● GIVEN DATA:
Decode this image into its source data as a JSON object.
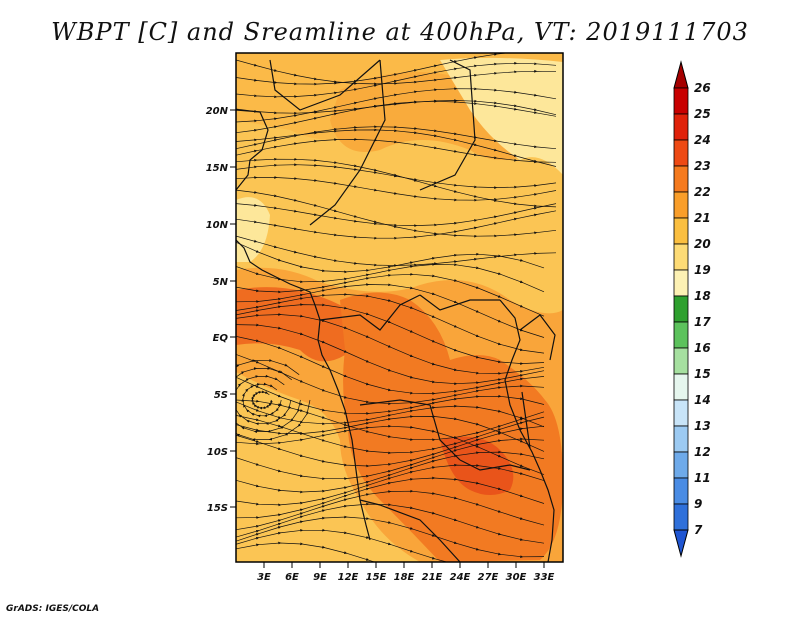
{
  "title": "WBPT [C] and Sreamline at 400hPa, VT: 2019111703",
  "footer": "GrADS: IGES/COLA",
  "lat_labels": [
    "20N",
    "15N",
    "10N",
    "5N",
    "EQ",
    "5S",
    "10S",
    "15S"
  ],
  "lon_labels": [
    "3E",
    "6E",
    "9E",
    "12E",
    "15E",
    "18E",
    "21E",
    "24E",
    "27E",
    "30E",
    "33E"
  ],
  "colorbar": {
    "levels": [
      "26",
      "25",
      "24",
      "23",
      "22",
      "21",
      "20",
      "19",
      "18",
      "17",
      "16",
      "15",
      "14",
      "13",
      "12",
      "11",
      "9",
      "7"
    ],
    "colors": [
      "#a50000",
      "#c80000",
      "#e0220a",
      "#ee4a14",
      "#f57a1e",
      "#f99e2a",
      "#fbbf40",
      "#fddb76",
      "#fdf1b4",
      "#2ea02e",
      "#5cc25c",
      "#a6e0a0",
      "#e6f6ee",
      "#c8e4f8",
      "#9ccaf2",
      "#6eaaea",
      "#4a8ce4",
      "#2f70da",
      "#1f55d2"
    ]
  },
  "field": {
    "colors": {
      "light": "#fde79a",
      "mid": "#fbc554",
      "orange": "#f9a53a",
      "deep": "#f27a22",
      "red": "#ec5a18"
    }
  }
}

● PROBLEM DESCRIPTION: Pictures excluded, quote all the data above exactly.

● SOLUTION TO THE PROBLEM:
Decode this image into its source data as a JSON object.
{
  "title": "WBPT [C] and Sreamline at 400hPa, VT: 2019111703",
  "footer": "GrADS: IGES/COLA",
  "lat_labels": [
    "20N",
    "15N",
    "10N",
    "5N",
    "EQ",
    "5S",
    "10S",
    "15S"
  ],
  "lon_labels": [
    "3E",
    "6E",
    "9E",
    "12E",
    "15E",
    "18E",
    "21E",
    "24E",
    "27E",
    "30E",
    "33E"
  ],
  "colorbar": {
    "levels": [
      "26",
      "25",
      "24",
      "23",
      "22",
      "21",
      "20",
      "19",
      "18",
      "17",
      "16",
      "15",
      "14",
      "13",
      "12",
      "11",
      "9",
      "7"
    ],
    "colors": [
      "#a50000",
      "#c80000",
      "#e0220a",
      "#ee4a14",
      "#f57a1e",
      "#f99e2a",
      "#fbbf40",
      "#fddb76",
      "#fdf1b4",
      "#2ea02e",
      "#5cc25c",
      "#a6e0a0",
      "#e6f6ee",
      "#c8e4f8",
      "#9ccaf2",
      "#6eaaea",
      "#4a8ce4",
      "#2f70da",
      "#1f55d2"
    ]
  },
  "field": {
    "colors": {
      "light": "#fde79a",
      "mid": "#fbc554",
      "orange": "#f9a53a",
      "deep": "#f27a22",
      "red": "#ec5a18"
    }
  }
}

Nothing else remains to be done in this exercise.